Fragment tekstu:

Nasza Loteria SR - pasek na kartach artykułów

Rzecznik Praw Obywatelskich zainteresował się wypadkiem w komendzie w Miliczu

Marcin Rybak
Marcin Rybak
Zdarzenie z udziałem Krystiana S. wywołało zamieszki w Miliczu
Zdarzenie z udziałem Krystiana S. wywołało zamieszki w Miliczu Łukasz Gościniak/UM Milicz
Rzecznik Praw Obywatelskich poprosił prokuraturę o informacje dotyczące zdarzenia z Komendy Powiatowej w Miliczu z połowy września. Chodzi o sprawę 22-letniego mężczyzny, który na terenie komendy w nocy z 16 na 17 września doznał urazu głowy. Kilka godzin później trafił do szpitala w stanie zagrażającym życiu. Ujawnienie informacji o tej sprawie wywołało zamieszki pod siedzibą milickiej policji. Tymczasem śledztwo w sprawie zdarzenia trafiło do Prokuratury Okręgowej w Legnicy.

Wpisy źródłowe:
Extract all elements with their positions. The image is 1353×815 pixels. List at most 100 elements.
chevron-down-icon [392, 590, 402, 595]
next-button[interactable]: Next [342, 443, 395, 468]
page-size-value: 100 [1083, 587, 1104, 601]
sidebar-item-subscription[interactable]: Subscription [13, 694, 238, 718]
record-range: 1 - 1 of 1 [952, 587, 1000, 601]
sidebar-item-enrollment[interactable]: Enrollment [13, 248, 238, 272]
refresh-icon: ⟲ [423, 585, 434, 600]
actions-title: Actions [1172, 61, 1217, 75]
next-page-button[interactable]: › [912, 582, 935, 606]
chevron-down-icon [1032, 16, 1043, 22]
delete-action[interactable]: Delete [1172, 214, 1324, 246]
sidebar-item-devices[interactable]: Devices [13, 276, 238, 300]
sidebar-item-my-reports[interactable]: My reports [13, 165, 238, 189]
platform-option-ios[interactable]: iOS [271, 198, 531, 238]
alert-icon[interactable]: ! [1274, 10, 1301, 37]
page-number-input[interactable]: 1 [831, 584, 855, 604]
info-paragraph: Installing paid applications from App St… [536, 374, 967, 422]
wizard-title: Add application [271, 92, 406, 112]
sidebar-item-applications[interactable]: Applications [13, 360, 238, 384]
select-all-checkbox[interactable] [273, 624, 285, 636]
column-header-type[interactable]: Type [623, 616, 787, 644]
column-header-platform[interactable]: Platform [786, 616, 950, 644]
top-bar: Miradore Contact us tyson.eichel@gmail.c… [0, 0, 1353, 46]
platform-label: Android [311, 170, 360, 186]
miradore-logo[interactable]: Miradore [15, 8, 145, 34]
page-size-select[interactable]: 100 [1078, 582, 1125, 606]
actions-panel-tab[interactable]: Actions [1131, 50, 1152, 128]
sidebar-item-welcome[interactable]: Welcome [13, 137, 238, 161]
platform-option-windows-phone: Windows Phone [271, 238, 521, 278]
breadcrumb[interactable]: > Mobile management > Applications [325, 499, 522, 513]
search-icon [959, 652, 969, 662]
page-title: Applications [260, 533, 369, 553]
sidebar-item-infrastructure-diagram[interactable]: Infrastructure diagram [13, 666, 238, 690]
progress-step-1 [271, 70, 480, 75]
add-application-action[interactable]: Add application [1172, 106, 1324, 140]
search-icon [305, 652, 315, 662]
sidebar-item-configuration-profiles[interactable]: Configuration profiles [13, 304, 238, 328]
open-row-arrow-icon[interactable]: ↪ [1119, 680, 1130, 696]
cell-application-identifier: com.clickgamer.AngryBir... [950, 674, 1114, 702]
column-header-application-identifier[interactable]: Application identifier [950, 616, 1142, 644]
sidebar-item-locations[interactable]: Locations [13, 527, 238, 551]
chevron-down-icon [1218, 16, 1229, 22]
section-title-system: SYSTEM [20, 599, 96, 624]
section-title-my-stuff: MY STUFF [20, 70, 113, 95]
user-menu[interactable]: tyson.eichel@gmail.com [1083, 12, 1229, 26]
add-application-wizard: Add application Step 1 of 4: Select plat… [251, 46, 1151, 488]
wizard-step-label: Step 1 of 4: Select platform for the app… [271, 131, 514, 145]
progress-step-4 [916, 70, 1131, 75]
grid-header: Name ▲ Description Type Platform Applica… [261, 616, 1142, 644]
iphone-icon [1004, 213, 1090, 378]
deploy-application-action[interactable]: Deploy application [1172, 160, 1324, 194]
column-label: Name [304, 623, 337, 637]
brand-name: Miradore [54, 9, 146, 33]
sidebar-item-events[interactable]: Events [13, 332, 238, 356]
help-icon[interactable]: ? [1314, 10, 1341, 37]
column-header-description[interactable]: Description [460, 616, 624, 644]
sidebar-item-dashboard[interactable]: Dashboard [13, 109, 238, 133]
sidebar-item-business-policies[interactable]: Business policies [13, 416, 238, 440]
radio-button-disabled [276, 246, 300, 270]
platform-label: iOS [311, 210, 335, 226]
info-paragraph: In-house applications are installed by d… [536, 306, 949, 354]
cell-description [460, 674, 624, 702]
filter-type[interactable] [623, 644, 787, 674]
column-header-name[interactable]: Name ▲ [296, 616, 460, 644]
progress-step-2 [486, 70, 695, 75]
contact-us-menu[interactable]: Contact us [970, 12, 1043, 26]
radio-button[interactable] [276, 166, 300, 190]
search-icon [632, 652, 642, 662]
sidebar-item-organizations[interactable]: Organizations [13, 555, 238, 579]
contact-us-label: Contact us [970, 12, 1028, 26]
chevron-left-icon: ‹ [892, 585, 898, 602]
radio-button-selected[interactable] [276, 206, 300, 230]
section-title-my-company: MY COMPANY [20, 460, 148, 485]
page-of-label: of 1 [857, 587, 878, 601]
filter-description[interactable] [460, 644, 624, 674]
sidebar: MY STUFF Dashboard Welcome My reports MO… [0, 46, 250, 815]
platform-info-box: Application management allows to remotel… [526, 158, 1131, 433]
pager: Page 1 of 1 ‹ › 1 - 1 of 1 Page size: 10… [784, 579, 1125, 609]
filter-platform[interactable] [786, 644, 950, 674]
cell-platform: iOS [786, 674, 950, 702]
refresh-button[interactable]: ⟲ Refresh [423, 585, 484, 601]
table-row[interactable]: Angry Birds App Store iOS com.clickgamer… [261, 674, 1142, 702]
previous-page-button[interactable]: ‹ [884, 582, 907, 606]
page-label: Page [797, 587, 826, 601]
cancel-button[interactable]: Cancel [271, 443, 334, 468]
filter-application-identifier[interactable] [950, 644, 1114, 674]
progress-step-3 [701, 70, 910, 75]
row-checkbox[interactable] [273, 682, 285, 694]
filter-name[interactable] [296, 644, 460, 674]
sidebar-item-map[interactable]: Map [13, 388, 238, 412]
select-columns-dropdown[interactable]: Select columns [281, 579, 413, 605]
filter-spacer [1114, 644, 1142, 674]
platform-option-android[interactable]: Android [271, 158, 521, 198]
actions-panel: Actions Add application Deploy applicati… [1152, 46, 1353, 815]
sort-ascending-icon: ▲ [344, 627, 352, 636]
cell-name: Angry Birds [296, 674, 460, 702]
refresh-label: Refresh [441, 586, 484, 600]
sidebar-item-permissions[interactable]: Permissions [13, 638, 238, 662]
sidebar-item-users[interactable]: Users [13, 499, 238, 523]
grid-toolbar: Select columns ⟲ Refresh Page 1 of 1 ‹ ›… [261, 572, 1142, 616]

Zadania do wykonania:
1/ Do której prokuratury trafiło śledztwo w sprawie zdarzenia w komendzie w Miliczu, opisanego we fragmencie tekstu?
2/ Powtórz bez zmian wiersze wpisów, zaczynając od pierwszego wiersza wpisów i kończąc na wierszu zawierającym „next-page-button[interactable]: › [912, 582, 935, 606]”, łącznie z nim.

Wyniki zadań:
1/ Do Prokuratury Okręgowej w Legnicy.

2/
Extract all elements with their positions. The image is 1353×815 pixels. List at most 100 elements.
chevron-down-icon [392, 590, 402, 595]
next-button[interactable]: Next [342, 443, 395, 468]
page-size-value: 100 [1083, 587, 1104, 601]
sidebar-item-subscription[interactable]: Subscription [13, 694, 238, 718]
record-range: 1 - 1 of 1 [952, 587, 1000, 601]
sidebar-item-enrollment[interactable]: Enrollment [13, 248, 238, 272]
refresh-icon: ⟲ [423, 585, 434, 600]
actions-title: Actions [1172, 61, 1217, 75]
next-page-button[interactable]: › [912, 582, 935, 606]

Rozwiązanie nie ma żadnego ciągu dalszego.